Only the pictures stay out; every record is to be quoted exactly.

***** RECORDS SHOWN

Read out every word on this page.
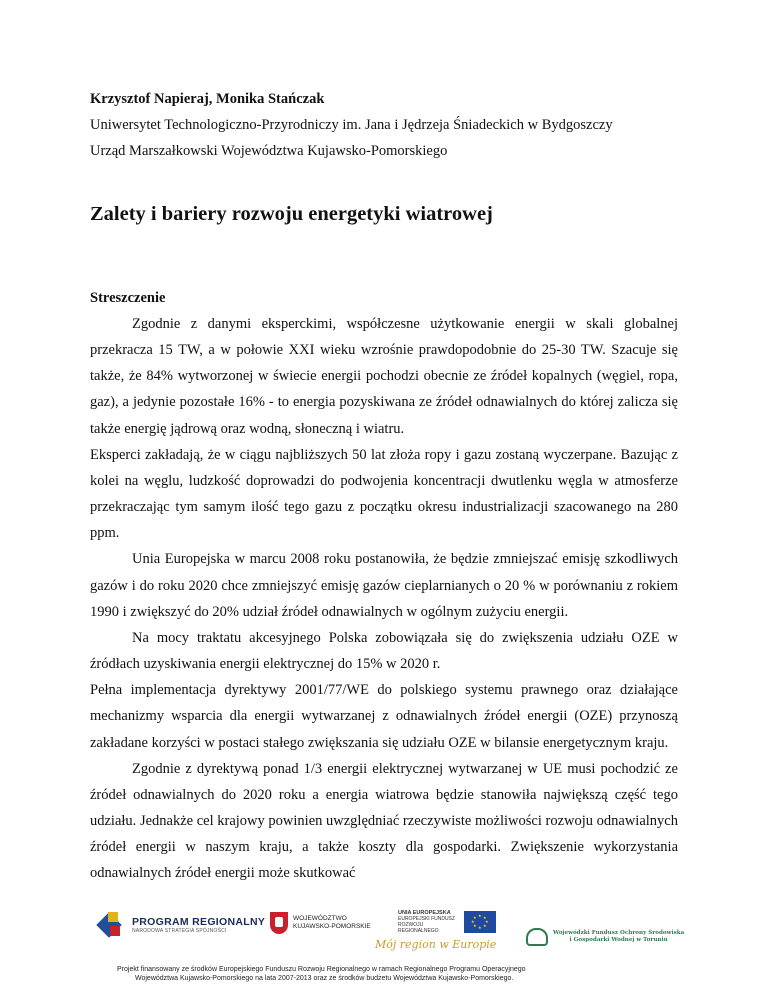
Krzysztof Napieraj, Monika Stańczak
Uniwersytet Technologiczno-Przyrodniczy im. Jana i Jędrzeja Śniadeckich w Bydgoszczy
Urząd Marszałkowski Województwa Kujawsko-Pomorskiego
Zalety i bariery rozwoju energetyki wiatrowej
Streszczenie

Zgodnie z danymi eksperckimi, współczesne użytkowanie energii w skali globalnej przekracza 15 TW, a w połowie XXI wieku wzrośnie prawdopodobnie do 25-30 TW. Szacuje się także, że 84% wytworzonej w świecie energii pochodzi obecnie ze źródeł kopalnych (węgiel, ropa, gaz), a jedynie pozostałe 16% - to energia pozyskiwana ze źródeł odnawialnych do której zalicza się także energię jądrową oraz wodną, słoneczną i wiatru.

Eksperci zakładają, że w ciągu najbliższych 50 lat złoża ropy i gazu zostaną wyczerpane. Bazując z kolei na węglu, ludzkość doprowadzi do podwojenia koncentracji dwutlenku węgla w atmosferze przekraczając tym samym ilość tego gazu z początku okresu industrializacji szacowanego na 280 ppm.

Unia Europejska w marcu 2008 roku postanowiła, że będzie zmniejszać emisję szkodliwych gazów i do roku 2020 chce zmniejszyć emisję gazów cieplarnianych o 20 % w porównaniu z rokiem 1990 i zwiększyć do 20% udział źródeł odnawialnych w ogólnym zużyciu energii.

Na mocy traktatu akcesyjnego Polska zobowiązała się do zwiększenia udziału OZE w źródłach uzyskiwania energii elektrycznej do 15% w 2020 r.

Pełna implementacja dyrektywy 2001/77/WE do polskiego systemu prawnego oraz działające mechanizmy wsparcia dla energii wytwarzanej z odnawialnych źródeł energii (OZE) przynoszą zakładane korzyści w postaci stałego zwiększania się udziału OZE w bilansie energetycznym kraju.

Zgodnie z dyrektywą ponad 1/3 energii elektrycznej wytwarzanej w UE musi pochodzić ze źródeł odnawialnych do 2020 roku a energia wiatrowa będzie stanowiła największą część tego udziału. Jednakże cel krajowy powinien uwzględniać rzeczywiste możliwości rozwoju odnawialnych źródeł energii w naszym kraju, a także koszty dla gospodarki. Zwiększenie wykorzystania odnawialnych źródeł energii może skutkować

PROGRAM REGIONALNY
NARODOWA STRATEGIA SPÓJNOŚCI
WOJEWÓDZTWO
KUJAWSKO-POMORSKIE
UNIA EUROPEJSKA
EUROPEJSKI FUNDUSZ
ROZWOJU REGIONALNEGO
★ ★
★
★
★
★
★
★
Mój region w Europie
Wojewódzki Fundusz Ochrony Środowiska
i Gospodarki Wodnej w Toruniu
Projekt finansowany ze środków Europejskiego Funduszu Rozwoju Regionalnego w ramach Regionalnego Programu Operacyjnego
Województwa Kujawsko-Pomorskiego na lata 2007-2013 oraz ze środków budżetu Województwa Kujawsko-Pomorskiego.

**********

— OUTPUT FOR THIS EXERCISE —
Read out every word on this page.
Krzysztof Napieraj, Monika Stańczak
Uniwersytet Technologiczno-Przyrodniczy im. Jana i Jędrzeja Śniadeckich w Bydgoszczy
Urząd Marszałkowski Województwa Kujawsko-Pomorskiego
Zalety i bariery rozwoju energetyki wiatrowej
Streszczenie

Zgodnie z danymi eksperckimi, współczesne użytkowanie energii w skali globalnej przekracza 15 TW, a w połowie XXI wieku wzrośnie prawdopodobnie do 25-30 TW. Szacuje się także, że 84% wytworzonej w świecie energii pochodzi obecnie ze źródeł kopalnych (węgiel, ropa, gaz), a jedynie pozostałe 16% - to energia pozyskiwana ze źródeł odnawialnych do której zalicza się także energię jądrową oraz wodną, słoneczną i wiatru.

Eksperci zakładają, że w ciągu najbliższych 50 lat złoża ropy i gazu zostaną wyczerpane. Bazując z kolei na węglu, ludzkość doprowadzi do podwojenia koncentracji dwutlenku węgla w atmosferze przekraczając tym samym ilość tego gazu z początku okresu industrializacji szacowanego na 280 ppm.

Unia Europejska w marcu 2008 roku postanowiła, że będzie zmniejszać emisję szkodliwych gazów i do roku 2020 chce zmniejszyć emisję gazów cieplarnianych o 20 % w porównaniu z rokiem 1990 i zwiększyć do 20% udział źródeł odnawialnych w ogólnym zużyciu energii.

Na mocy traktatu akcesyjnego Polska zobowiązała się do zwiększenia udziału OZE w źródłach uzyskiwania energii elektrycznej do 15% w 2020 r.

Pełna implementacja dyrektywy 2001/77/WE do polskiego systemu prawnego oraz działające mechanizmy wsparcia dla energii wytwarzanej z odnawialnych źródeł energii (OZE) przynoszą zakładane korzyści w postaci stałego zwiększania się udziału OZE w bilansie energetycznym kraju.

Zgodnie z dyrektywą ponad 1/3 energii elektrycznej wytwarzanej w UE musi pochodzić ze źródeł odnawialnych do 2020 roku a energia wiatrowa będzie stanowiła największą część tego udziału. Jednakże cel krajowy powinien uwzględniać rzeczywiste możliwości rozwoju odnawialnych źródeł energii w naszym kraju, a także koszty dla gospodarki. Zwiększenie wykorzystania odnawialnych źródeł energii może skutkować

PROGRAM REGIONALNY
NARODOWA STRATEGIA SPÓJNOŚCI
WOJEWÓDZTWO
KUJAWSKO-POMORSKIE
UNIA EUROPEJSKA
EUROPEJSKI FUNDUSZ
ROZWOJU REGIONALNEGO
★ ★
★
★
★
★
★
★
Mój region w Europie
Wojewódzki Fundusz Ochrony Środowiska
i Gospodarki Wodnej w Toruniu
Projekt finansowany ze środków Europejskiego Funduszu Rozwoju Regionalnego w ramach Regionalnego Programu Operacyjnego
Województwa Kujawsko-Pomorskiego na lata 2007-2013 oraz ze środków budżetu Województwa Kujawsko-Pomorskiego.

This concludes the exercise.